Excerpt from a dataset
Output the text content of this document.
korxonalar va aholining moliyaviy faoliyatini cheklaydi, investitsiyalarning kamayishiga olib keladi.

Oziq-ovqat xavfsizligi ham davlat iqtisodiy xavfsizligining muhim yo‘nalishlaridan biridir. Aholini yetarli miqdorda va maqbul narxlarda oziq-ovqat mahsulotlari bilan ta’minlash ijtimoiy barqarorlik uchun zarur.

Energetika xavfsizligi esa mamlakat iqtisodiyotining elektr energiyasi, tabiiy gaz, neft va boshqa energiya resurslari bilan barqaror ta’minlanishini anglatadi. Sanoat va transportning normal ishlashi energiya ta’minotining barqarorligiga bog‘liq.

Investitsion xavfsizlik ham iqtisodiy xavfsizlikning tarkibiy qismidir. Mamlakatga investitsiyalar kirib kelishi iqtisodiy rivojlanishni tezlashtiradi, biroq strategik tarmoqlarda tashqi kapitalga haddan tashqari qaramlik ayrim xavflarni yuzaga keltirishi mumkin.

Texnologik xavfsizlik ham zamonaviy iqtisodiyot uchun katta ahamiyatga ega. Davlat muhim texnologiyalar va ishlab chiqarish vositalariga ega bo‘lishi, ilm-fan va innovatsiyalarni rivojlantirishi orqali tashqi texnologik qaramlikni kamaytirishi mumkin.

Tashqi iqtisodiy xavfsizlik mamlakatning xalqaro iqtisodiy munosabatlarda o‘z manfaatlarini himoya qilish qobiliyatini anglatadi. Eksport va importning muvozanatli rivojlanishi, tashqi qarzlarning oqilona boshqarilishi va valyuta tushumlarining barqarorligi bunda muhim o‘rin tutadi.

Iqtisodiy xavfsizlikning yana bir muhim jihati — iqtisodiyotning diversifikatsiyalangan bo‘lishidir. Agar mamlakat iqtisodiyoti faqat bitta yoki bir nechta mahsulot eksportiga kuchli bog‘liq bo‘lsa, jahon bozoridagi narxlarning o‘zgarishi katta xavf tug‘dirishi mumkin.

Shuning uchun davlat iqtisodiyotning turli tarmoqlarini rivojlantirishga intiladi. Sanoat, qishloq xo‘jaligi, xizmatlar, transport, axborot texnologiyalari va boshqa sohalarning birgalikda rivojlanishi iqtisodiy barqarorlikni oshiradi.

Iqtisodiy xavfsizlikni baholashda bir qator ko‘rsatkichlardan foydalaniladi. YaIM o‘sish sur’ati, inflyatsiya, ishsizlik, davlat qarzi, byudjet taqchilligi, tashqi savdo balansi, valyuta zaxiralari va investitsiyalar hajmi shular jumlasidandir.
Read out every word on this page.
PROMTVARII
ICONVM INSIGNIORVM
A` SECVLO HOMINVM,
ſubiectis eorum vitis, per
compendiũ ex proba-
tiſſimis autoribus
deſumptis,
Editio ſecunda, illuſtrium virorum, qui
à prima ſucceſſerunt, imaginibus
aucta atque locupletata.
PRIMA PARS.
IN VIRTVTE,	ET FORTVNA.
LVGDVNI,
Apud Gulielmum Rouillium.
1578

**What this task involves**
Set down all of the data above, word for word.

**Result of this exercise**
Output the text content of this document.
korxonalar va aholining moliyaviy faoliyatini cheklaydi, investitsiyalarning kamayishiga olib keladi.

Oziq-ovqat xavfsizligi ham davlat iqtisodiy xavfsizligining muhim yo‘nalishlaridan biridir. Aholini yetarli miqdorda va maqbul narxlarda oziq-ovqat mahsulotlari bilan ta’minlash ijtimoiy barqarorlik uchun zarur.

Energetika xavfsizligi esa mamlakat iqtisodiyotining elektr energiyasi, tabiiy gaz, neft va boshqa energiya resurslari bilan barqaror ta’minlanishini anglatadi. Sanoat va transportning normal ishlashi energiya ta’minotining barqarorligiga bog‘liq.

Investitsion xavfsizlik ham iqtisodiy xavfsizlikning tarkibiy qismidir. Mamlakatga investitsiyalar kirib kelishi iqtisodiy rivojlanishni tezlashtiradi, biroq strategik tarmoqlarda tashqi kapitalga haddan tashqari qaramlik ayrim xavflarni yuzaga keltirishi mumkin.

Texnologik xavfsizlik ham zamonaviy iqtisodiyot uchun katta ahamiyatga ega. Davlat muhim texnologiyalar va ishlab chiqarish vositalariga ega bo‘lishi, ilm-fan va innovatsiyalarni rivojlantirishi orqali tashqi texnologik qaramlikni kamaytirishi mumkin.

Tashqi iqtisodiy xavfsizlik mamlakatning xalqaro iqtisodiy munosabatlarda o‘z manfaatlarini himoya qilish qobiliyatini anglatadi. Eksport va importning muvozanatli rivojlanishi, tashqi qarzlarning oqilona boshqarilishi va valyuta tushumlarining barqarorligi bunda muhim o‘rin tutadi.

Iqtisodiy xavfsizlikning yana bir muhim jihati — iqtisodiyotning diversifikatsiyalangan bo‘lishidir. Agar mamlakat iqtisodiyoti faqat bitta yoki bir nechta mahsulot eksportiga kuchli bog‘liq bo‘lsa, jahon bozoridagi narxlarning o‘zgarishi katta xavf tug‘dirishi mumkin.

Shuning uchun davlat iqtisodiyotning turli tarmoqlarini rivojlantirishga intiladi. Sanoat, qishloq xo‘jaligi, xizmatlar, transport, axborot texnologiyalari va boshqa sohalarning birgalikda rivojlanishi iqtisodiy barqarorlikni oshiradi.

Iqtisodiy xavfsizlikni baholashda bir qator ko‘rsatkichlardan foydalaniladi. YaIM o‘sish sur’ati, inflyatsiya, ishsizlik, davlat qarzi, byudjet taqchilligi, tashqi savdo balansi, valyuta zaxiralari va investitsiyalar hajmi shular jumlasidandir.
Read out every word on this page.
PROMTVARII
ICONVM INSIGNIORVM
A` SECVLO HOMINVM,
ſubiectis eorum vitis, per
compendiũ ex proba-
tiſſimis autoribus
deſumptis,
Editio ſecunda, illuſtrium virorum, qui
à prima ſucceſſerunt, imaginibus
aucta atque locupletata.
PRIMA PARS.
IN VIRTVTE,	ET FORTVNA.
LVGDVNI,
Apud Gulielmum Rouillium.
1578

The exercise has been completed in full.